(Some records)
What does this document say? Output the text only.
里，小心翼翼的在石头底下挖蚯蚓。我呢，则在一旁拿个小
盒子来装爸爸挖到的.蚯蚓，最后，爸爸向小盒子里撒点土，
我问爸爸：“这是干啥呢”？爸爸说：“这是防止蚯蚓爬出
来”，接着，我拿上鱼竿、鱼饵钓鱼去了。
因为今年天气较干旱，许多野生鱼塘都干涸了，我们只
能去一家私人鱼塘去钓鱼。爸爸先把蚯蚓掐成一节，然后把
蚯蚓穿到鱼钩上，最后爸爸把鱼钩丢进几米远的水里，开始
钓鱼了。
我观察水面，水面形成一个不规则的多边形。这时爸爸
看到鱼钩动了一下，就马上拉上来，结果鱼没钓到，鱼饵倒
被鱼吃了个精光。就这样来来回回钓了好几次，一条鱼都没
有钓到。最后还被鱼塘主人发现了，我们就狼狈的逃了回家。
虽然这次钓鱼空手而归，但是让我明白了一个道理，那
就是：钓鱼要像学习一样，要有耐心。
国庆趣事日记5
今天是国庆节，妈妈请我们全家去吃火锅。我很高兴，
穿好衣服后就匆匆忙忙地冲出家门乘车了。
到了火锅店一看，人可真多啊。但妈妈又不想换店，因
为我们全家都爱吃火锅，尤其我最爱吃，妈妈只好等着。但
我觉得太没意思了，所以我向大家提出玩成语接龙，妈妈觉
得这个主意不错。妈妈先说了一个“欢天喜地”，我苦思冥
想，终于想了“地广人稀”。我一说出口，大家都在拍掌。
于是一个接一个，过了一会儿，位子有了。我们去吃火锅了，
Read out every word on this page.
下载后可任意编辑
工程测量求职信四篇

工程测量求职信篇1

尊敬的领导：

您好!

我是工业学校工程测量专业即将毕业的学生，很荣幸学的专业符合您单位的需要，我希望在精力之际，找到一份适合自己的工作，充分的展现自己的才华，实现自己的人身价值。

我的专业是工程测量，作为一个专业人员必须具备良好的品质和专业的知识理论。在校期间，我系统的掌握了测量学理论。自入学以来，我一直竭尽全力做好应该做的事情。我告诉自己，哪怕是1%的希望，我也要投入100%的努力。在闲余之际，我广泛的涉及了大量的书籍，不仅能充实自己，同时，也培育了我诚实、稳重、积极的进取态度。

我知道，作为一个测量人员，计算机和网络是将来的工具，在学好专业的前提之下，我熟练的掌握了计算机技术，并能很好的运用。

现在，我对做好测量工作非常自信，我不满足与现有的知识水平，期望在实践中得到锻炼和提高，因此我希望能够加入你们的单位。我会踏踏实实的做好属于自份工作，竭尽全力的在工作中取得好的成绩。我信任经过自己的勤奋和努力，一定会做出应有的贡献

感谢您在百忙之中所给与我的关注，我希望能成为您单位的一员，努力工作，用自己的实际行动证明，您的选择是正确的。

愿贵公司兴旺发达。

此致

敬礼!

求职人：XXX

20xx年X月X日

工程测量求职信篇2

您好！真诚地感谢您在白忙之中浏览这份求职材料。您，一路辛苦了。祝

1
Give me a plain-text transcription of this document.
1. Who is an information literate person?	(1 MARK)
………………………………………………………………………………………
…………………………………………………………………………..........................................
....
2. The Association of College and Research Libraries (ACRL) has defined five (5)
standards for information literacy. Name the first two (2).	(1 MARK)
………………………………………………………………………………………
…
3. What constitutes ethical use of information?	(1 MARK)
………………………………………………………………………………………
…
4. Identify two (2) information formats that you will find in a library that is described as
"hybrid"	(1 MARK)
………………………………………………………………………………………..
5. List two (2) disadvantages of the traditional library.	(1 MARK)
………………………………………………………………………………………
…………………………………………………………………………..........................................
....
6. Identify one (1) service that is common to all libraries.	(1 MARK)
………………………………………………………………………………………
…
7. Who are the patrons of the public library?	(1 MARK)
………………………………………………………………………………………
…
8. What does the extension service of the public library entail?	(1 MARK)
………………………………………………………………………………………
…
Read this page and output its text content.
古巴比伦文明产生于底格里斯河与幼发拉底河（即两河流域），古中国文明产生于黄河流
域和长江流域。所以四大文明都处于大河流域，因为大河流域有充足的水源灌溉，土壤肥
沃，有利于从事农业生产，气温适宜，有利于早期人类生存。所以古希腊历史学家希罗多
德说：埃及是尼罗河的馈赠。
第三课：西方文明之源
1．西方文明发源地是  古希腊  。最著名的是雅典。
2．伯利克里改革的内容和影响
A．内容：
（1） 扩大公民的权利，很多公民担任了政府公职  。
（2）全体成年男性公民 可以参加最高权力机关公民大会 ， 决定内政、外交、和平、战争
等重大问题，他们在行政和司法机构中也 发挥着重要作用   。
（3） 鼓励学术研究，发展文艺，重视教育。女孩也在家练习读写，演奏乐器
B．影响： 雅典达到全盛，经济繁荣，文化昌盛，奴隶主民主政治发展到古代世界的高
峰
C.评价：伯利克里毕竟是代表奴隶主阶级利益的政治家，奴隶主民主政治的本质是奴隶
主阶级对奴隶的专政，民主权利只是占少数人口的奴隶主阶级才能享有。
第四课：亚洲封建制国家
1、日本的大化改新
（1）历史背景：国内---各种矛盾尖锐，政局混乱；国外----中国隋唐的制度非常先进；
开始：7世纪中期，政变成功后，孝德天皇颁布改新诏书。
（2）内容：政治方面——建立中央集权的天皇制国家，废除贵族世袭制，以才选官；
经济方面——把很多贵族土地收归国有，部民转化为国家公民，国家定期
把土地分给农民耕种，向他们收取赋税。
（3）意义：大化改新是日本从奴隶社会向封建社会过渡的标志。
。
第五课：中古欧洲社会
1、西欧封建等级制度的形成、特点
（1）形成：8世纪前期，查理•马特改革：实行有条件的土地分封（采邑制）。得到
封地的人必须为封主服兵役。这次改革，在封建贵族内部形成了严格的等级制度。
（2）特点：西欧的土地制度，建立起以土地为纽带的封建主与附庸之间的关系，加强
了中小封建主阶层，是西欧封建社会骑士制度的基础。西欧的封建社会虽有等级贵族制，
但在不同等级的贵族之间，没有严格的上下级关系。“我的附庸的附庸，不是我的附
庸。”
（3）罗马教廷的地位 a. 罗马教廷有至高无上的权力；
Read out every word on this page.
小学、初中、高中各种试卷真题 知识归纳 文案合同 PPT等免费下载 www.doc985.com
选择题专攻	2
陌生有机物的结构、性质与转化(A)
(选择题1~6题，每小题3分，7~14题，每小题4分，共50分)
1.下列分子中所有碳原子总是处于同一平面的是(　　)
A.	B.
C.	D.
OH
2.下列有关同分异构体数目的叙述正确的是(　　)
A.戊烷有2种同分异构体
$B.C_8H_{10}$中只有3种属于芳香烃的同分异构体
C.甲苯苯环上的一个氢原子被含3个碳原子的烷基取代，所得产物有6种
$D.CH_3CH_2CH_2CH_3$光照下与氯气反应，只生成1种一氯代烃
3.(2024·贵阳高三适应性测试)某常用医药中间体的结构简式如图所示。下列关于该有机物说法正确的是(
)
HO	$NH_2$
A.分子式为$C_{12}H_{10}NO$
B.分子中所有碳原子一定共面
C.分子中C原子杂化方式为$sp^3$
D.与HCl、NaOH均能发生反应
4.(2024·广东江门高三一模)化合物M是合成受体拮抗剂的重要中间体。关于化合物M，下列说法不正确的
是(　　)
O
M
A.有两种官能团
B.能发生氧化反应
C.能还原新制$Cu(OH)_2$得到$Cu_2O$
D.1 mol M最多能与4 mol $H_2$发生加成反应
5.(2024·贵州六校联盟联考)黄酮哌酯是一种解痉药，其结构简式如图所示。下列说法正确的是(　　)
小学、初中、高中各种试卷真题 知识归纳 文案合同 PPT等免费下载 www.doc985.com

What to produce
Quote only the lines from the one containing "Read this page and output its text content." through the final line of the records, with both ends included.

Result
Read this page and output its text content.
古巴比伦文明产生于底格里斯河与幼发拉底河（即两河流域），古中国文明产生于黄河流
域和长江流域。所以四大文明都处于大河流域，因为大河流域有充足的水源灌溉，土壤肥
沃，有利于从事农业生产，气温适宜，有利于早期人类生存。所以古希腊历史学家希罗多
德说：埃及是尼罗河的馈赠。
第三课：西方文明之源
1．西方文明发源地是  古希腊  。最著名的是雅典。
2．伯利克里改革的内容和影响
A．内容：
（1） 扩大公民的权利，很多公民担任了政府公职  。
（2）全体成年男性公民 可以参加最高权力机关公民大会 ， 决定内政、外交、和平、战争
等重大问题，他们在行政和司法机构中也 发挥着重要作用   。
（3） 鼓励学术研究，发展文艺，重视教育。女孩也在家练习读写，演奏乐器
B．影响： 雅典达到全盛，经济繁荣，文化昌盛，奴隶主民主政治发展到古代世界的高
峰
C.评价：伯利克里毕竟是代表奴隶主阶级利益的政治家，奴隶主民主政治的本质是奴隶
主阶级对奴隶的专政，民主权利只是占少数人口的奴隶主阶级才能享有。
第四课：亚洲封建制国家
1、日本的大化改新
（1）历史背景：国内---各种矛盾尖锐，政局混乱；国外----中国隋唐的制度非常先进；
开始：7世纪中期，政变成功后，孝德天皇颁布改新诏书。
（2）内容：政治方面——建立中央集权的天皇制国家，废除贵族世袭制，以才选官；
经济方面——把很多贵族土地收归国有，部民转化为国家公民，国家定期
把土地分给农民耕种，向他们收取赋税。
（3）意义：大化改新是日本从奴隶社会向封建社会过渡的标志。
。
第五课：中古欧洲社会
1、西欧封建等级制度的形成、特点
（1）形成：8世纪前期，查理•马特改革：实行有条件的土地分封（采邑制）。得到
封地的人必须为封主服兵役。这次改革，在封建贵族内部形成了严格的等级制度。
（2）特点：西欧的土地制度，建立起以土地为纽带的封建主与附庸之间的关系，加强
了中小封建主阶层，是西欧封建社会骑士制度的基础。西欧的封建社会虽有等级贵族制，
但在不同等级的贵族之间，没有严格的上下级关系。“我的附庸的附庸，不是我的附
庸。”
（3）罗马教廷的地位 a. 罗马教廷有至高无上的权力；
Read out every word on this page.
小学、初中、高中各种试卷真题 知识归纳 文案合同 PPT等免费下载 www.doc985.com
选择题专攻	2
陌生有机物的结构、性质与转化(A)
(选择题1~6题，每小题3分，7~14题，每小题4分，共50分)
1.下列分子中所有碳原子总是处于同一平面的是(　　)
A.	B.
C.	D.
OH
2.下列有关同分异构体数目的叙述正确的是(　　)
A.戊烷有2种同分异构体
$B.C_8H_{10}$中只有3种属于芳香烃的同分异构体
C.甲苯苯环上的一个氢原子被含3个碳原子的烷基取代，所得产物有6种
$D.CH_3CH_2CH_2CH_3$光照下与氯气反应，只生成1种一氯代烃
3.(2024·贵阳高三适应性测试)某常用医药中间体的结构简式如图所示。下列关于该有机物说法正确的是(
)
HO	$NH_2$
A.分子式为$C_{12}H_{10}NO$
B.分子中所有碳原子一定共面
C.分子中C原子杂化方式为$sp^3$
D.与HCl、NaOH均能发生反应
4.(2024·广东江门高三一模)化合物M是合成受体拮抗剂的重要中间体。关于化合物M，下列说法不正确的
是(　　)
O
M
A.有两种官能团
B.能发生氧化反应
C.能还原新制$Cu(OH)_2$得到$Cu_2O$
D.1 mol M最多能与4 mol $H_2$发生加成反应
5.(2024·贵州六校联盟联考)黄酮哌酯是一种解痉药，其结构简式如图所示。下列说法正确的是(　　)
小学、初中、高中各种试卷真题 知识归纳 文案合同 PPT等免费下载 www.doc985.com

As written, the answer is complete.